◆ Written instruction ◆
Where the word "Подпрограмма" occurs in a line, return that line.

◆ Information supplied ◆
*-*-*

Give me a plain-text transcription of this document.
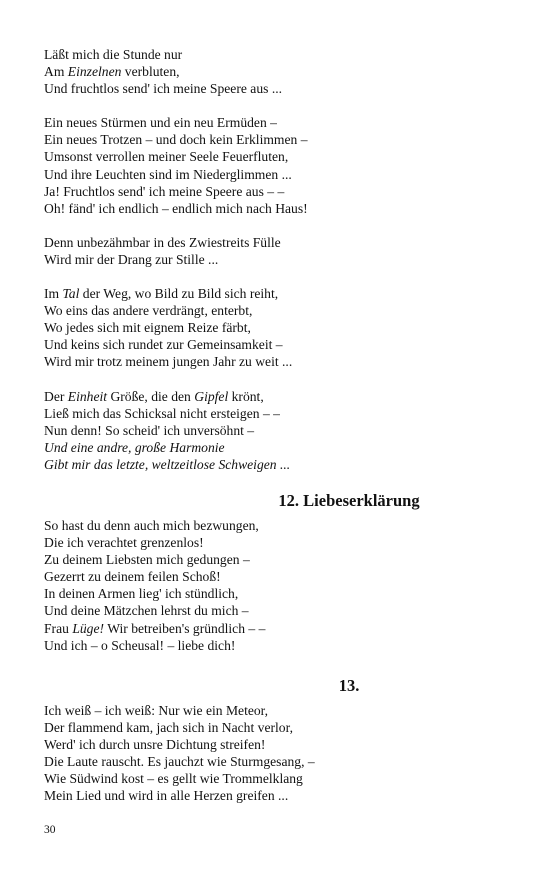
Läßt mich die Stunde nur
Am Einzelnen verbluten,
Und fruchtlos send' ich meine Speere aus ...
Ein neues Stürmen und ein neu Ermüden –
Ein neues Trotzen – und doch kein Erklimmen –
Umsonst verrollen meiner Seele Feuerfluten,
Und ihre Leuchten sind im Niederglimmen ...
Ja! Fruchtlos send' ich meine Speere aus – –
Oh! fänd' ich endlich – endlich mich nach Haus!
Denn unbezähmbar in des Zwiestreits Fülle
Wird mir der Drang zur Stille ...
Im Tal der Weg, wo Bild zu Bild sich reiht,
Wo eins das andere verdrängt, enterbt,
Wo jedes sich mit eignem Reize färbt,
Und keins sich rundet zur Gemeinsamkeit –
Wird mir trotz meinem jungen Jahr zu weit ...
Der Einheit Größe, die den Gipfel krönt,
Ließ mich das Schicksal nicht ersteigen – –
Nun denn! So scheid' ich unversöhnt –
Und eine andre, große Harmonie
Gibt mir das letzte, weltzeitlose Schweigen ...
12. Liebeserklärung
So hast du denn auch mich bezwungen,
Die ich verachtet grenzenlos!
Zu deinem Liebsten mich gedungen –
Gezerrt zu deinem feilen Schoß!
In deinen Armen lieg' ich stündlich,
Und deine Mätzchen lehrst du mich –
Frau Lüge! Wir betreiben's gründlich – –
Und ich – o Scheusal! – liebe dich!
13.
Ich weiß – ich weiß: Nur wie ein Meteor,
Der flammend kam, jach sich in Nacht verlor,
Werd' ich durch unsre Dichtung streifen!
Die Laute rauscht. Es jauchzt wie Sturmgesang, –
Wie Südwind kost – es gellt wie Trommelklang
Mein Lied und wird in alle Herzen greifen ...
30
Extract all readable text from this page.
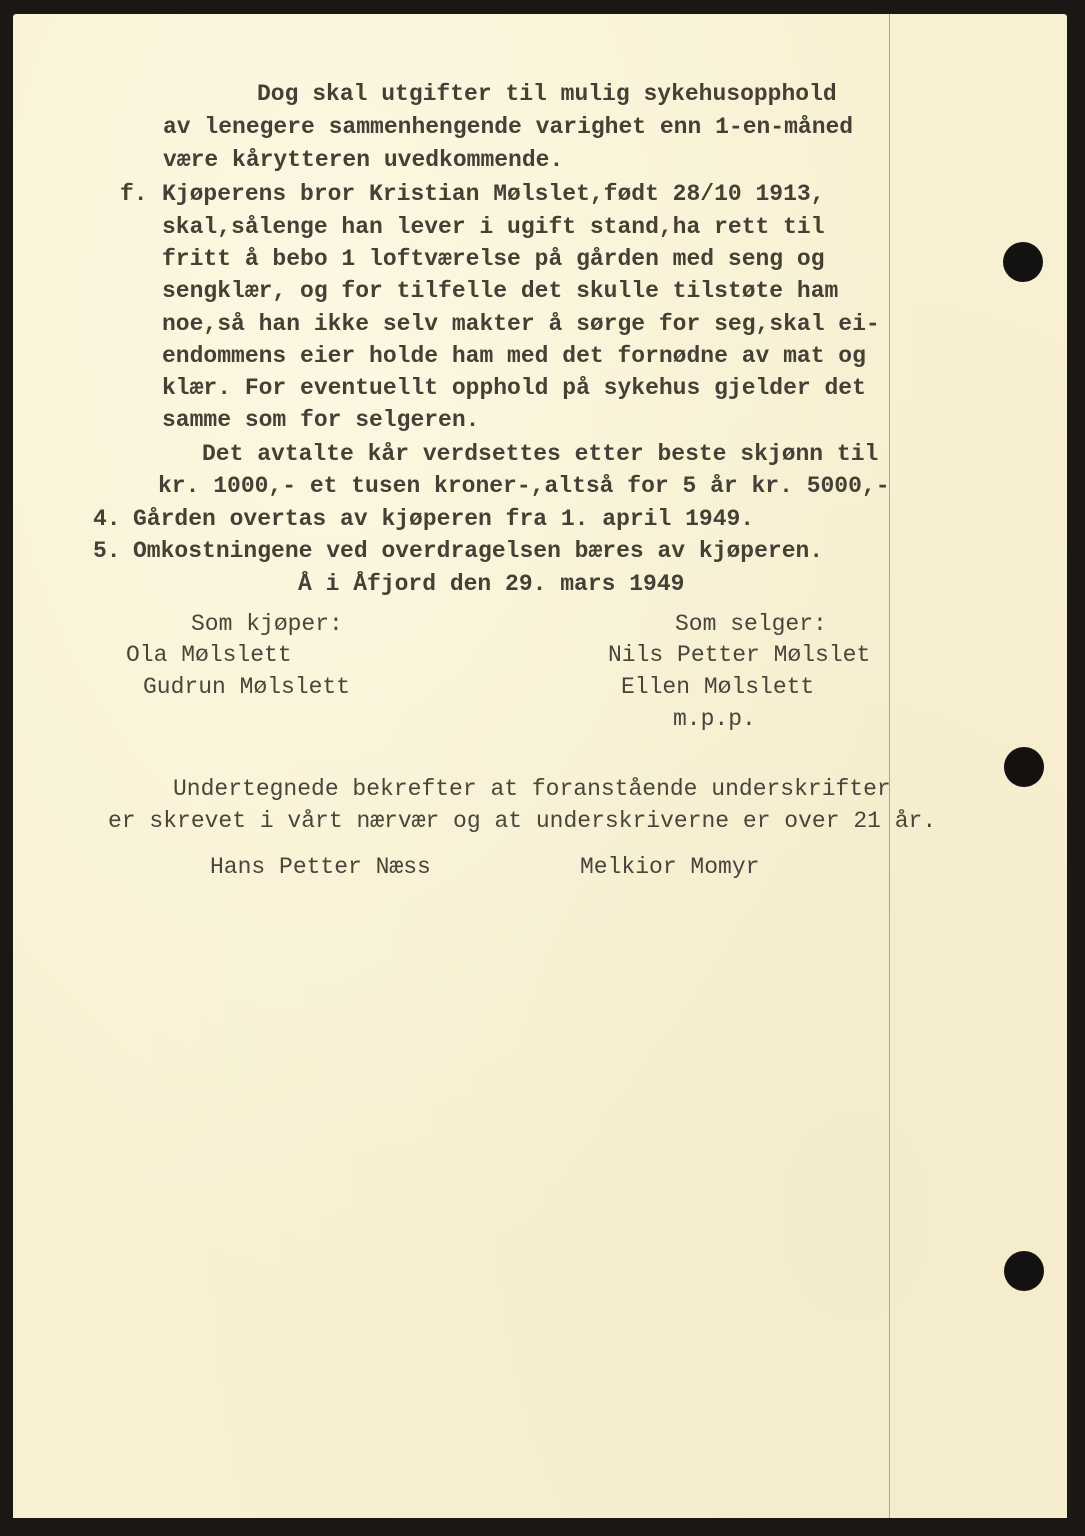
Dog skal utgifter til mulig sykehusopphold
av lenegere sammenhengende varighet enn 1-en-måned
være kårytteren uvedkommende.
f. Kjøperens bror Kristian Mølslet,født 28/10 1913,
skal,sålenge han lever i ugift stand,ha rett til
fritt å bebo 1 loftværelse på gården med seng og
sengklær, og for tilfelle det skulle tilstøte ham
noe,så han ikke selv makter å sørge for seg,skal ei-
endommens eier holde ham med det fornødne av mat og
klær. For eventuellt opphold på sykehus gjelder det
samme som for selgeren.
Det avtalte kår verdsettes etter beste skjønn til
kr. 1000,- et tusen kroner-,altså for 5 år kr. 5000,-
4. Gården overtas av kjøperen fra 1. april 1949.
5. Omkostningene ved overdragelsen bæres av kjøperen.
Å i Åfjord den 29. mars 1949
Som kjøper:
Ola Mølslett
Gudrun Mølslett
Som selger:
Nils Petter Mølslet
Ellen Mølslett
m.p.p.
Undertegnede bekrefter at foranstående underskrifter
er skrevet i vårt nærvær og at underskriverne er over 21 år.
Hans Petter Næss	Melkior Momyr
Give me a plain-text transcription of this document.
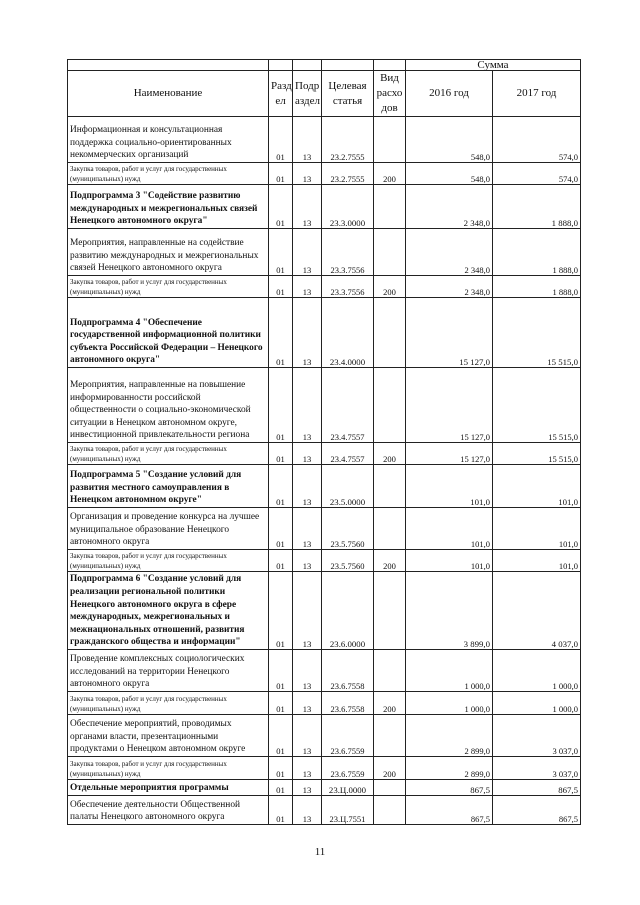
					Сумма	
Наименование	Разд ел	Подр аздел	Целевая статья	Вид расхо дов	2016 год	2017 год
Информационная и консультационная поддержка социально-ориентированных некоммерческих организаций	01	13	23.2.7555		548,0	574,0
Закупка товаров, работ и услуг для государственных (муниципальных) нужд	01	13	23.2.7555	200	548,0	574,0
Подпрограмма 3 "Содействие развитию международных и межрегиональных связей Ненецкого автономного округа"	01	13	23.3.0000		2 348,0	1 888,0
Мероприятия, направленные на содействие развитию международных и межрегиональных связей Ненецкого автономного округа	01	13	23.3.7556		2 348,0	1 888,0
Закупка товаров, работ и услуг для государственных (муниципальных) нужд	01	13	23.3.7556	200	2 348,0	1 888,0
Подпрограмма 4 "Обеспечение государственной информационной политики субъекта Российской Федерации – Ненецкого автономного округа"	01	13	23.4.0000		15 127,0	15 515,0
Мероприятия, направленные на повышение информированности российской общественности о социально-экономической ситуации в Ненецком автономном округе, инвестиционной привлекательности региона	01	13	23.4.7557		15 127,0	15 515,0
Закупка товаров, работ и услуг для государственных (муниципальных) нужд	01	13	23.4.7557	200	15 127,0	15 515,0
Подпрограмма 5 "Создание условий для развития местного самоуправления в Ненецком автономном округе"	01	13	23.5.0000		101,0	101,0
Организация и проведение конкурса на лучшее муниципальное образование Ненецкого автономного округа	01	13	23.5.7560		101,0	101,0
Закупка товаров, работ и услуг для государственных (муниципальных) нужд	01	13	23.5.7560	200	101,0	101,0
Подпрограмма 6 "Создание условий для реализации региональной политики Ненецкого автономного округа в сфере международных, межрегиональных и межнациональных отношений, развития гражданского общества и информации"	01	13	23.6.0000		3 899,0	4 037,0
Проведение комплексных социологических исследований на территории Ненецкого автономного округа	01	13	23.6.7558		1 000,0	1 000,0
Закупка товаров, работ и услуг для государственных (муниципальных) нужд	01	13	23.6.7558	200	1 000,0	1 000,0
Обеспечение мероприятий, проводимых органами власти, презентационными продуктами о Ненецком автономном округе	01	13	23.6.7559		2 899,0	3 037,0
Закупка товаров, работ и услуг для государственных (муниципальных) нужд	01	13	23.6.7559	200	2 899,0	3 037,0
Отдельные мероприятия программы	01	13	23.Ц.0000		867,5	867,5
Обеспечение деятельности Общественной палаты Ненецкого автономного округа	01	13	23.Ц.7551		867,5	867,5
11
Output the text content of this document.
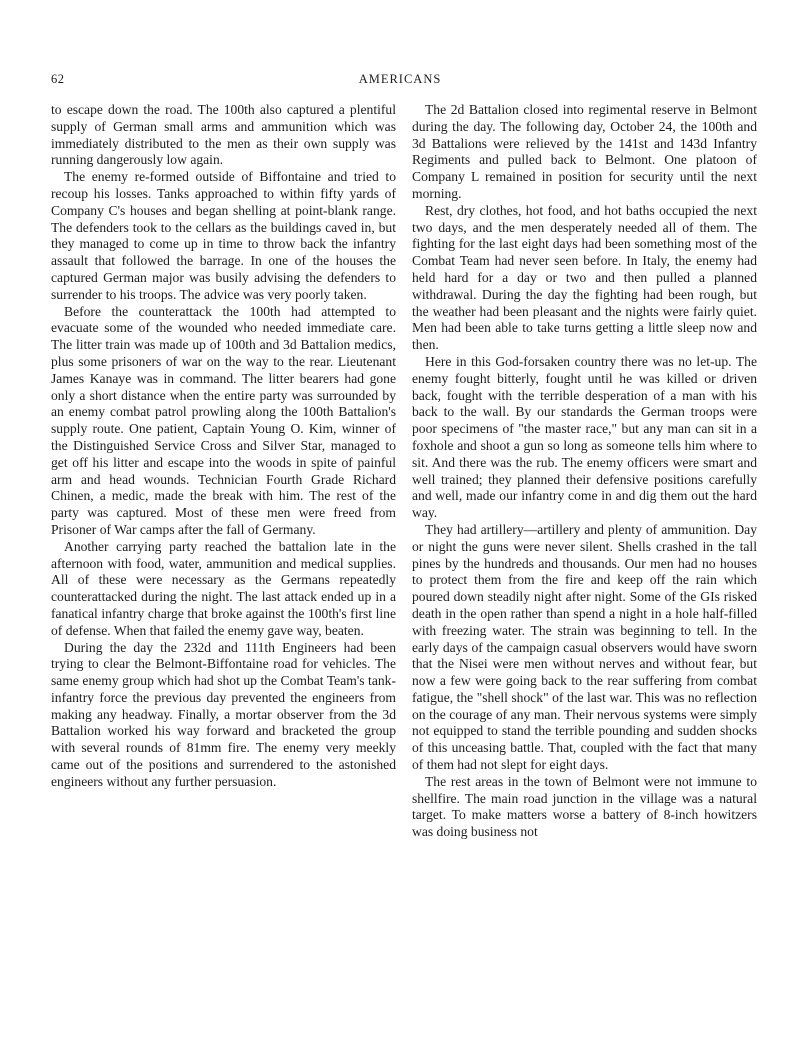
62	AMERICANS

to escape down the road. The 100th also captured a plentiful supply of German small arms and ammunition which was immediately distributed to the men as their own supply was running dangerously low again.

The enemy re-formed outside of Biffontaine and tried to recoup his losses. Tanks approached to within fifty yards of Company C's houses and began shelling at point-blank range. The defenders took to the cellars as the buildings caved in, but they managed to come up in time to throw back the infantry assault that followed the barrage. In one of the houses the captured German major was busily advising the defenders to surrender to his troops. The advice was very poorly taken.

Before the counterattack the 100th had attempted to evacuate some of the wounded who needed immediate care. The litter train was made up of 100th and 3d Battalion medics, plus some prisoners of war on the way to the rear. Lieutenant James Kanaye was in command. The litter bearers had gone only a short distance when the entire party was surrounded by an enemy combat patrol prowling along the 100th Battalion's supply route. One patient, Captain Young O. Kim, winner of the Distinguished Service Cross and Silver Star, managed to get off his litter and escape into the woods in spite of painful arm and head wounds. Technician Fourth Grade Richard Chinen, a medic, made the break with him. The rest of the party was captured. Most of these men were freed from Prisoner of War camps after the fall of Germany.

Another carrying party reached the battalion late in the afternoon with food, water, ammunition and medical supplies. All of these were necessary as the Germans repeatedly counterattacked during the night. The last attack ended up in a fanatical infantry charge that broke against the 100th's first line of defense. When that failed the enemy gave way, beaten.

During the day the 232d and 111th Engineers had been trying to clear the Belmont-Biffontaine road for vehicles. The same enemy group which had shot up the Combat Team's tank-infantry force the previous day prevented the engineers from making any headway. Finally, a mortar observer from the 3d Battalion worked his way forward and bracketed the group with several rounds of 81mm fire. The enemy very meekly came out of the positions and surrendered to the astonished engineers without any further persuasion.

The 2d Battalion closed into regimental reserve in Belmont during the day. The following day, October 24, the 100th and 3d Battalions were relieved by the 141st and 143d Infantry Regiments and pulled back to Belmont. One platoon of Company L remained in position for security until the next morning.

Rest, dry clothes, hot food, and hot baths occupied the next two days, and the men desperately needed all of them. The fighting for the last eight days had been something most of the Combat Team had never seen before. In Italy, the enemy had held hard for a day or two and then pulled a planned withdrawal. During the day the fighting had been rough, but the weather had been pleasant and the nights were fairly quiet. Men had been able to take turns getting a little sleep now and then.

Here in this God-forsaken country there was no let-up. The enemy fought bitterly, fought until he was killed or driven back, fought with the terrible desperation of a man with his back to the wall. By our standards the German troops were poor specimens of "the master race," but any man can sit in a foxhole and shoot a gun so long as someone tells him where to sit. And there was the rub. The enemy officers were smart and well trained; they planned their defensive positions carefully and well, made our infantry come in and dig them out the hard way.

They had artillery—artillery and plenty of ammunition. Day or night the guns were never silent. Shells crashed in the tall pines by the hundreds and thousands. Our men had no houses to protect them from the fire and keep off the rain which poured down steadily night after night. Some of the GIs risked death in the open rather than spend a night in a hole half-filled with freezing water. The strain was beginning to tell. In the early days of the campaign casual observers would have sworn that the Nisei were men without nerves and without fear, but now a few were going back to the rear suffering from combat fatigue, the "shell shock" of the last war. This was no reflection on the courage of any man. Their nervous systems were simply not equipped to stand the terrible pounding and sudden shocks of this unceasing battle. That, coupled with the fact that many of them had not slept for eight days.

The rest areas in the town of Belmont were not immune to shellfire. The main road junction in the village was a natural target. To make matters worse a battery of 8-inch howitzers was doing business not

*-*-*

◆ Solution for this problem ◆
Подпрограмма 3 "Содействие развитию международных и межрегиональных связей Ненецкого автономного округа"	01	13	23.3.0000		2 348,0	1 888,0
Подпрограмма 4 "Обеспечение государственной информационной политики субъекта Российской Федерации – Ненецкого автономного округа"	01	13	23.4.0000		15 127,0	15 515,0
Подпрограмма 5 "Создание условий для развития местного самоуправления в Ненецком автономном округе"	01	13	23.5.0000		101,0	101,0
Подпрограмма 6 "Создание условий для реализации региональной политики Ненецкого автономного округа в сфере международных, межрегиональных и межнациональных отношений, развития гражданского общества и информации"	01	13	23.6.0000		3 899,0	4 037,0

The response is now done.